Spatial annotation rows
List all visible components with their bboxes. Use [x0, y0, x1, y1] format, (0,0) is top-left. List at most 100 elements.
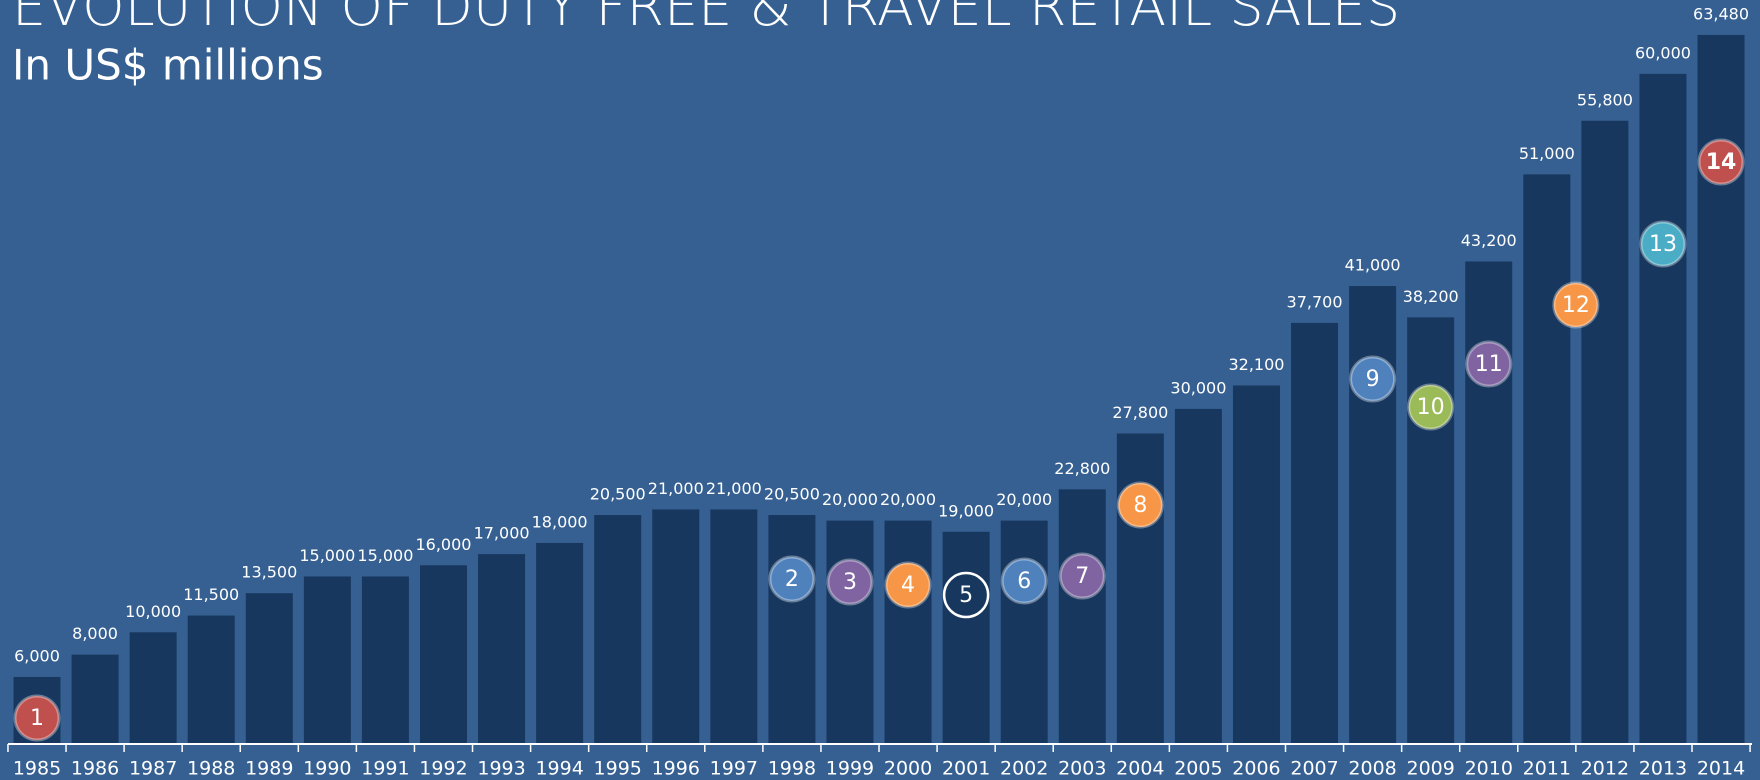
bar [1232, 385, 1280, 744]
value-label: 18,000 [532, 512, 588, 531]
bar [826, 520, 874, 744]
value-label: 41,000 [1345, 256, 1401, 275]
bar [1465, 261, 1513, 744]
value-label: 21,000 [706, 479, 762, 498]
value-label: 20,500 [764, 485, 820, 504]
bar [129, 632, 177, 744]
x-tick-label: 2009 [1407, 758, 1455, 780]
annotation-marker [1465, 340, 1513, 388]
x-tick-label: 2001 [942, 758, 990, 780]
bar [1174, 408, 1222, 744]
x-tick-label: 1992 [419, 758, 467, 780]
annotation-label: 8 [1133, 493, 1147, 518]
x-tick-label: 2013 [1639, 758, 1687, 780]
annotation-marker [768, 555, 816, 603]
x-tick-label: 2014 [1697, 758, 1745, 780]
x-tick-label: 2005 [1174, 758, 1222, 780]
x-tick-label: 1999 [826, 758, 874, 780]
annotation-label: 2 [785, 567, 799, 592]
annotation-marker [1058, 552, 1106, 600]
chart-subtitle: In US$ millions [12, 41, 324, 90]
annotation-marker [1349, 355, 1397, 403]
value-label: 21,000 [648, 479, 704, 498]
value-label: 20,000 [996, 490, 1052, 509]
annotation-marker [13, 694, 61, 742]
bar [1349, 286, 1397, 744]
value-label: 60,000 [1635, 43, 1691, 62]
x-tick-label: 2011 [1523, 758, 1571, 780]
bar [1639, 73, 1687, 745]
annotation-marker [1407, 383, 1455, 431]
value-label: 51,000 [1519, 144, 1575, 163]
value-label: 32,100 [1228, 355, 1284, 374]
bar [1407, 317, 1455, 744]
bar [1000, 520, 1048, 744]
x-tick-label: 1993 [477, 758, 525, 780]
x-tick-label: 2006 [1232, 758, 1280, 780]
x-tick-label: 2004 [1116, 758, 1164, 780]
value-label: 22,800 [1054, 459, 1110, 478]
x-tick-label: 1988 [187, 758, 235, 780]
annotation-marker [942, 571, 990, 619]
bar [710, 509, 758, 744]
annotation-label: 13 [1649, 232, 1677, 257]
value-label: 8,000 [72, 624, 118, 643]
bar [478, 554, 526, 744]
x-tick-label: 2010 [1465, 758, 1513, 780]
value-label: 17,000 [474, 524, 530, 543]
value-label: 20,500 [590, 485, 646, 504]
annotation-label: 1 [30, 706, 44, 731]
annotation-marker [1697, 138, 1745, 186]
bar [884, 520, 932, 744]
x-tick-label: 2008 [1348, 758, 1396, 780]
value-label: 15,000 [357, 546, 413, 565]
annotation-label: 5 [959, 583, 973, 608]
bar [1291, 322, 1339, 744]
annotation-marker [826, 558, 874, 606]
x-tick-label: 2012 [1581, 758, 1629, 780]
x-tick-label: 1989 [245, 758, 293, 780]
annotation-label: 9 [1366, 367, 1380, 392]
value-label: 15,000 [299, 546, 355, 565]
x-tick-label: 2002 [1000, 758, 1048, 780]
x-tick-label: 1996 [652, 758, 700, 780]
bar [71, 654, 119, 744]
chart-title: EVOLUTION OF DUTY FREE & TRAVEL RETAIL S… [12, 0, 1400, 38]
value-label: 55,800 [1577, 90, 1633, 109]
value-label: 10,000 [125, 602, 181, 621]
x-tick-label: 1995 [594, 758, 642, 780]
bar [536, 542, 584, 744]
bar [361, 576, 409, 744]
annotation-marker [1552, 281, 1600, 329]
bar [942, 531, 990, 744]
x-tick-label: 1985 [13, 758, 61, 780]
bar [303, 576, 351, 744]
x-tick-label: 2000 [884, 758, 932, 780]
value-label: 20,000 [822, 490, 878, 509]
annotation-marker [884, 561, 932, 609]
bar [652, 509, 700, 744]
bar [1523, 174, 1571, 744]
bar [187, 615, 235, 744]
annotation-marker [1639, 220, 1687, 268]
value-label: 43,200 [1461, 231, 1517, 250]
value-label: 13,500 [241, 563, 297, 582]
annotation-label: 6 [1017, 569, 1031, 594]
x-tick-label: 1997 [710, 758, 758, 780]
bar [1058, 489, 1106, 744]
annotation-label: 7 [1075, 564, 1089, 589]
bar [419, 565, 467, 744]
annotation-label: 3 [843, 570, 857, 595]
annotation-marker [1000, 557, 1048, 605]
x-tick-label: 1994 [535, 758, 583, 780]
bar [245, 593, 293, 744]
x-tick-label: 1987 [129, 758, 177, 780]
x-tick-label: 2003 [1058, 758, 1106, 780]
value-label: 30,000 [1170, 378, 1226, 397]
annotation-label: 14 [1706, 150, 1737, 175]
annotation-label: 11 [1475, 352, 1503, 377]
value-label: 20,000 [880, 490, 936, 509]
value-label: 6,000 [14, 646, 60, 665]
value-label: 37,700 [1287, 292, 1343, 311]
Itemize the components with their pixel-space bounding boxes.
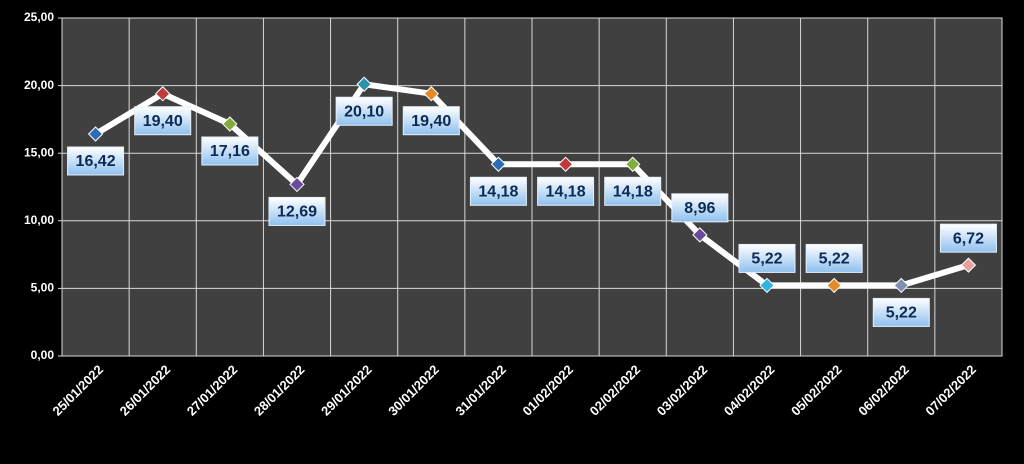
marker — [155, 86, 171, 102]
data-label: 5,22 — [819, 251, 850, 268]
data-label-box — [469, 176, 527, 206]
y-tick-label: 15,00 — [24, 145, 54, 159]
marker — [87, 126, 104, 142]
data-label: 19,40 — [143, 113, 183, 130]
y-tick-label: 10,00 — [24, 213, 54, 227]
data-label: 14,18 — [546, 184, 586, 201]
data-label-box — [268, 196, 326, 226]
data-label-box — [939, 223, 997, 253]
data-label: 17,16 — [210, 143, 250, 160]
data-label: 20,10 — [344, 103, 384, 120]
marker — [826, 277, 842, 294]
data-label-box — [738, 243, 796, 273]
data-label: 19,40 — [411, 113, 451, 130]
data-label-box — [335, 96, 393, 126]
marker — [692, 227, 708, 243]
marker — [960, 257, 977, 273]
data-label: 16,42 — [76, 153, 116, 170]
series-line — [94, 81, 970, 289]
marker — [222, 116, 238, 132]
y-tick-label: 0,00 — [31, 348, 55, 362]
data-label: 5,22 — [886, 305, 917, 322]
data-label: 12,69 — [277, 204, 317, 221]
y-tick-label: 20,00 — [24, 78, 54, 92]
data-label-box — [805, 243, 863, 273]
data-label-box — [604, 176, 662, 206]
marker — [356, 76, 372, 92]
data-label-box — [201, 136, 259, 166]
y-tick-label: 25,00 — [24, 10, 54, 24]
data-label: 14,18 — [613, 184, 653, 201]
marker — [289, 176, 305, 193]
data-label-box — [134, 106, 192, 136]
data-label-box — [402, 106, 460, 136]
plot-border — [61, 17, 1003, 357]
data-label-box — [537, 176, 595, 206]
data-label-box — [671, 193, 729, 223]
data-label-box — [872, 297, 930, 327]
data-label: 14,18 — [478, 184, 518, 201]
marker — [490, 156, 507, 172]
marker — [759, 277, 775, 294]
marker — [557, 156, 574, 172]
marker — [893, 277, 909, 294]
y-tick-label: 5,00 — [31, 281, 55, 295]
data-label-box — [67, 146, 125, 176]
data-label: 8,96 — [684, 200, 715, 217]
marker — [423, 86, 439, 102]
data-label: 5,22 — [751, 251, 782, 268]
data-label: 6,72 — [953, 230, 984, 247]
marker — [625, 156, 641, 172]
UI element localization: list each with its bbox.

Task —
Return everything from the line containing "bar [1232, 385, 1280, 744]" down to the line containing "x-tick-label: 2011 [1523, 758, 1571, 780]", both included, exactly as each line appears.

Output below —
bar [1232, 385, 1280, 744]
value-label: 18,000 [532, 512, 588, 531]
bar [826, 520, 874, 744]
value-label: 41,000 [1345, 256, 1401, 275]
bar [1465, 261, 1513, 744]
value-label: 21,000 [706, 479, 762, 498]
value-label: 20,500 [764, 485, 820, 504]
bar [129, 632, 177, 744]
x-tick-label: 2009 [1407, 758, 1455, 780]
annotation-marker [1465, 340, 1513, 388]
x-tick-label: 2001 [942, 758, 990, 780]
bar [1174, 408, 1222, 744]
x-tick-label: 1992 [419, 758, 467, 780]
annotation-label: 8 [1133, 493, 1147, 518]
x-tick-label: 2013 [1639, 758, 1687, 780]
annotation-marker [768, 555, 816, 603]
x-tick-label: 2014 [1697, 758, 1745, 780]
x-tick-label: 2005 [1174, 758, 1222, 780]
x-tick-label: 1999 [826, 758, 874, 780]
annotation-label: 2 [785, 567, 799, 592]
annotation-marker [1058, 552, 1106, 600]
chart-subtitle: In US$ millions [12, 41, 324, 90]
annotation-marker [1349, 355, 1397, 403]
value-label: 21,000 [648, 479, 704, 498]
value-label: 20,000 [996, 490, 1052, 509]
annotation-marker [13, 694, 61, 742]
bar [1349, 286, 1397, 744]
value-label: 60,000 [1635, 43, 1691, 62]
x-tick-label: 2011 [1523, 758, 1571, 780]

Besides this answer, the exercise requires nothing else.